SET TASK: Copy the data precisely, character for character, and leave out every picture.

ENTRIES:

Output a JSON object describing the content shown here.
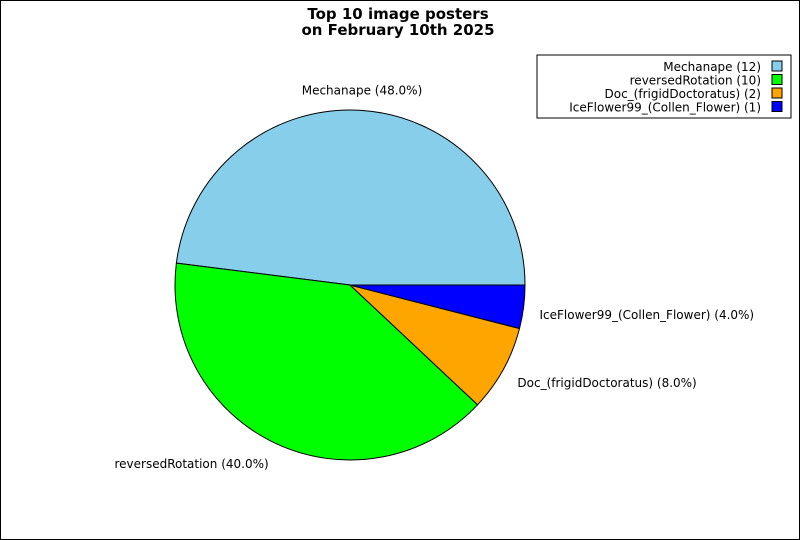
{
  "chart_data": {
    "type": "pie",
    "title": "Top 10 image posters",
    "subtitle": "on February 10th 2025",
    "slices": [
      {
        "name": "Mechanape",
        "value": 12,
        "percent": 48.0,
        "label": "Mechanape (48.0%)",
        "legend": "Mechanape (12)",
        "color": "#87CEEB"
      },
      {
        "name": "reversedRotation",
        "value": 10,
        "percent": 40.0,
        "label": "reversedRotation (40.0%)",
        "legend": "reversedRotation (10)",
        "color": "#00FF00"
      },
      {
        "name": "Doc_(frigidDoctoratus)",
        "value": 2,
        "percent": 8.0,
        "label": "Doc_(frigidDoctoratus) (8.0%)",
        "legend": "Doc_(frigidDoctoratus) (2)",
        "color": "#FFA500"
      },
      {
        "name": "IceFlower99_(Collen_Flower)",
        "value": 1,
        "percent": 4.0,
        "label": "IceFlower99_(Collen_Flower) (4.0%)",
        "legend": "IceFlower99_(Collen_Flower) (1)",
        "color": "#0000FF"
      }
    ],
    "legend_position": "top-right"
  }
}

ANSWER FOR THE TASK:
Output a JSON object describing the content shown here.
{
  "chart_data": {
    "type": "pie",
    "title": "Top 10 image posters",
    "subtitle": "on February 10th 2025",
    "slices": [
      {
        "name": "Mechanape",
        "value": 12,
        "percent": 48.0,
        "label": "Mechanape (48.0%)",
        "legend": "Mechanape (12)",
        "color": "#87CEEB"
      },
      {
        "name": "reversedRotation",
        "value": 10,
        "percent": 40.0,
        "label": "reversedRotation (40.0%)",
        "legend": "reversedRotation (10)",
        "color": "#00FF00"
      },
      {
        "name": "Doc_(frigidDoctoratus)",
        "value": 2,
        "percent": 8.0,
        "label": "Doc_(frigidDoctoratus) (8.0%)",
        "legend": "Doc_(frigidDoctoratus) (2)",
        "color": "#FFA500"
      },
      {
        "name": "IceFlower99_(Collen_Flower)",
        "value": 1,
        "percent": 4.0,
        "label": "IceFlower99_(Collen_Flower) (4.0%)",
        "legend": "IceFlower99_(Collen_Flower) (1)",
        "color": "#0000FF"
      }
    ],
    "legend_position": "top-right"
  }
}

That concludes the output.